#### PROBLEM
Scan the listing below for the word "this" and state how many lines hold it. Write nothing but the number.

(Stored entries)
= = = =
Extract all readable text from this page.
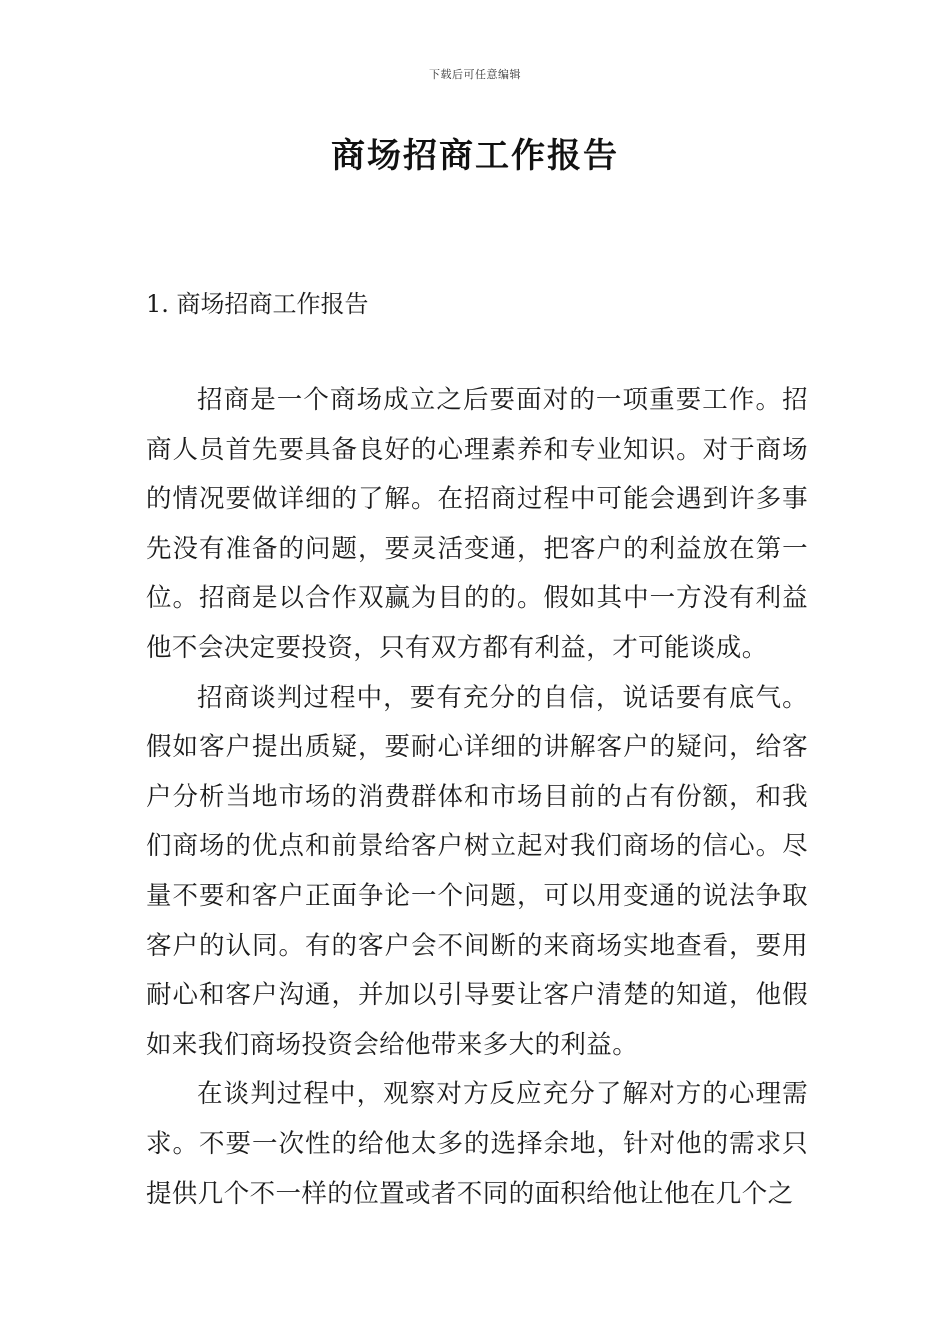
下载后可任意编辑
商场招商工作报告
1. 商场招商工作报告

招商是一个商场成立之后要面对的一项重要工作。招商人员首先要具备良好的心理素养和专业知识。对于商场的情况要做详细的了解。在招商过程中可能会遇到许多事先没有准备的问题，要灵活变通，把客户的利益放在第一位。招商是以合作双赢为目的的。假如其中一方没有利益他不会决定要投资，只有双方都有利益，才可能谈成。

招商谈判过程中，要有充分的自信，说话要有底气。假如客户提出质疑，要耐心详细的讲解客户的疑问，给客户分析当地市场的消费群体和市场目前的占有份额，和我们商场的优点和前景给客户树立起对我们商场的信心。尽量不要和客户正面争论一个问题，可以用变通的说法争取客户的认同。有的客户会不间断的来商场实地查看，要用耐心和客户沟通，并加以引导要让客户清楚的知道，他假如来我们商场投资会给他带来多大的利益。

在谈判过程中，观察对方反应充分了解对方的心理需求。不要一次性的给他太多的选择余地，针对他的需求只提供几个不一样的位置或者不同的面积给他让他在几个之
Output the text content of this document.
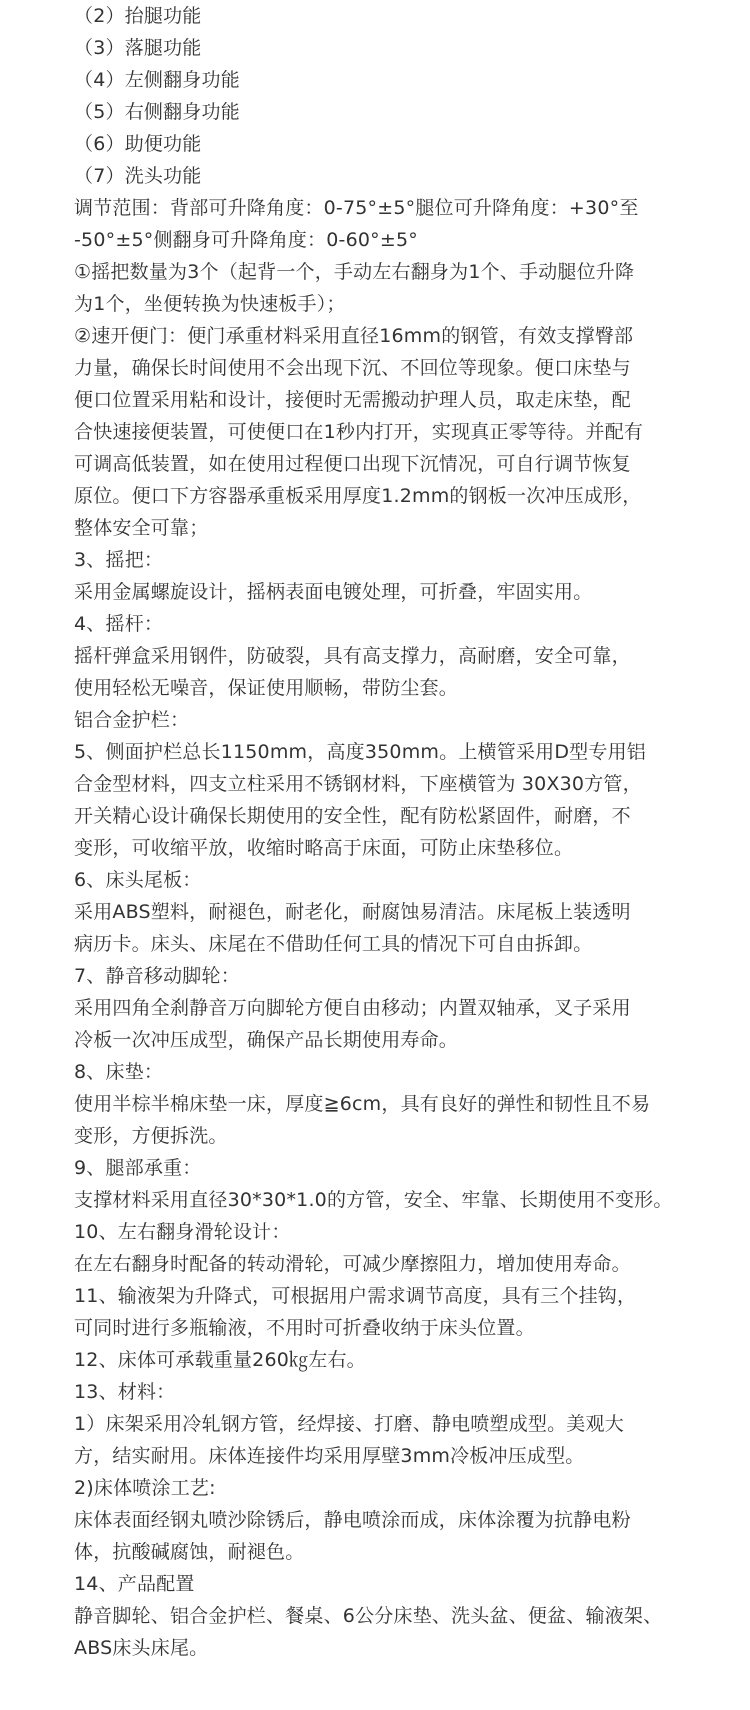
（2）抬腿功能
（3）落腿功能
（4）左侧翻身功能
（5）右侧翻身功能
（6）助便功能
（7）洗头功能
调节范围：背部可升降角度：0-75°±5°腿位可升降角度：+30°至
-50°±5°侧翻身可升降角度：0-60°±5°
①摇把数量为3个（起背一个，手动左右翻身为1个、手动腿位升降
为1个，坐便转换为快速板手）；
②速开便门：便门承重材料采用直径16mm的钢管，有效支撑臀部
力量，确保长时间使用不会出现下沉、不回位等现象。便口床垫与
便口位置采用粘和设计，接便时无需搬动护理人员，取走床垫，配
合快速接便装置，可使便口在1秒内打开，实现真正零等待。并配有
可调高低装置，如在使用过程便口出现下沉情况，可自行调节恢复
原位。便口下方容器承重板采用厚度1.2mm的钢板一次冲压成形，
整体安全可靠；
3、摇把：
采用金属螺旋设计，摇柄表面电镀处理，可折叠，牢固实用。
4、摇杆：
摇杆弹盒采用钢件，防破裂，具有高支撑力，高耐磨，安全可靠，
使用轻松无噪音，保证使用顺畅，带防尘套。
铝合金护栏：
5、侧面护栏总长1150mm，高度350mm。上横管采用D型专用铝
合金型材料，四支立柱采用不锈钢材料，下座横管为 30X30方管，
开关精心设计确保长期使用的安全性，配有防松紧固件，耐磨，不
变形，可收缩平放，收缩时略高于床面，可防止床垫移位。
6、床头尾板：
采用ABS塑料，耐褪色，耐老化，耐腐蚀易清洁。床尾板上装透明
病历卡。床头、床尾在不借助任何工具的情况下可自由拆卸。
7、静音移动脚轮：
采用四角全刹静音万向脚轮方便自由移动；内置双轴承，叉子采用
冷板一次冲压成型，确保产品长期使用寿命。
8、床垫：
使用半棕半棉床垫一床，厚度≧6cm，具有良好的弹性和韧性且不易
变形，方便拆洗。
9、腿部承重：
支撑材料采用直径30*30*1.0的方管，安全、牢靠、长期使用不变形。
10、左右翻身滑轮设计：
在左右翻身时配备的转动滑轮，可减少摩擦阻力，增加使用寿命。
11、输液架为升降式，可根据用户需求调节高度，具有三个挂钩，
可同时进行多瓶输液，不用时可折叠收纳于床头位置。
12、床体可承载重量260㎏左右。
13、材料：
1）床架采用冷轧钢方管，经焊接、打磨、静电喷塑成型。美观大
方，结实耐用。床体连接件均采用厚壁3mm冷板冲压成型。
2)床体喷涂工艺:
床体表面经钢丸喷沙除锈后，静电喷涂而成，床体涂覆为抗静电粉
体，抗酸碱腐蚀，耐褪色。
14、产品配置
静音脚轮、铝合金护栏、餐桌、6公分床垫、洗头盆、便盆、输液架、
ABS床头床尾。
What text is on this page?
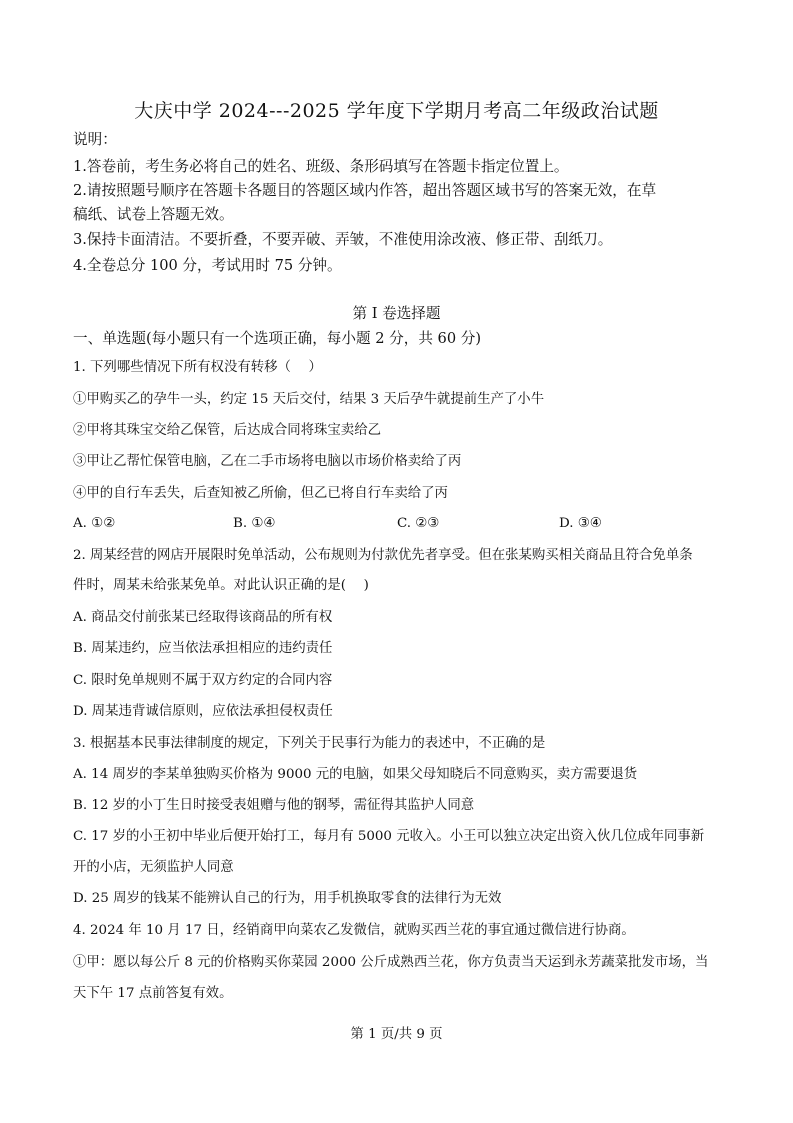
大庆中学 2024---2025 学年度下学期月考高二年级政治试题
说明：
1.答卷前，考生务必将自己的姓名、班级、条形码填写在答题卡指定位置上。
2.请按照题号顺序在答题卡各题目的答题区域内作答，超出答题区域书写的答案无效，在草
稿纸、试卷上答题无效。
3.保持卡面清洁。不要折叠，不要弄破、弄皱，不准使用涂改液、修正带、刮纸刀。
4.全卷总分 100 分，考试用时 75 分钟。
第 I 卷选择题
一、单选题(每小题只有一个选项正确，每小题 2 分，共 60 分)
1. 下列哪些情况下所有权没有转移（　 ）
①甲购买乙的孕牛一头，约定 15 天后交付，结果 3 天后孕牛就提前生产了小牛
②甲将其珠宝交给乙保管，后达成合同将珠宝卖给乙
③甲让乙帮忙保管电脑，乙在二手市场将电脑以市场价格卖给了丙
④甲的自行车丢失，后查知被乙所偷，但乙已将自行车卖给了丙
A. ①②	B. ①④	C. ②③	D. ③④
2. 周某经营的网店开展限时免单活动，公布规则为付款优先者享受。但在张某购买相关商品且符合免单条
件时，周某未给张某免单。对此认识正确的是(　 )
A. 商品交付前张某已经取得该商品的所有权
B. 周某违约，应当依法承担相应的违约责任
C. 限时免单规则不属于双方约定的合同内容
D. 周某违背诚信原则，应依法承担侵权责任
3. 根据基本民事法律制度的规定，下列关于民事行为能力的表述中，不正确的是
A. 14 周岁的李某单独购买价格为 9000 元的电脑，如果父母知晓后不同意购买，卖方需要退货
B. 12 岁的小丁生日时接受表姐赠与他的钢琴，需征得其监护人同意
C. 17 岁的小王初中毕业后便开始打工，每月有 5000 元收入。小王可以独立决定出资入伙几位成年同事新
开的小店，无须监护人同意
D. 25 周岁的钱某不能辨认自己的行为，用手机换取零食的法律行为无效
4. 2024 年 10 月 17 日，经销商甲向菜农乙发微信，就购买西兰花的事宜通过微信进行协商。
①甲：愿以每公斤 8 元的价格购买你菜园 2000 公斤成熟西兰花，你方负责当天运到永芳蔬菜批发市场，当
天下午 17 点前答复有效。
第 1 页/共 9 页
= = = =
#### REPLY
3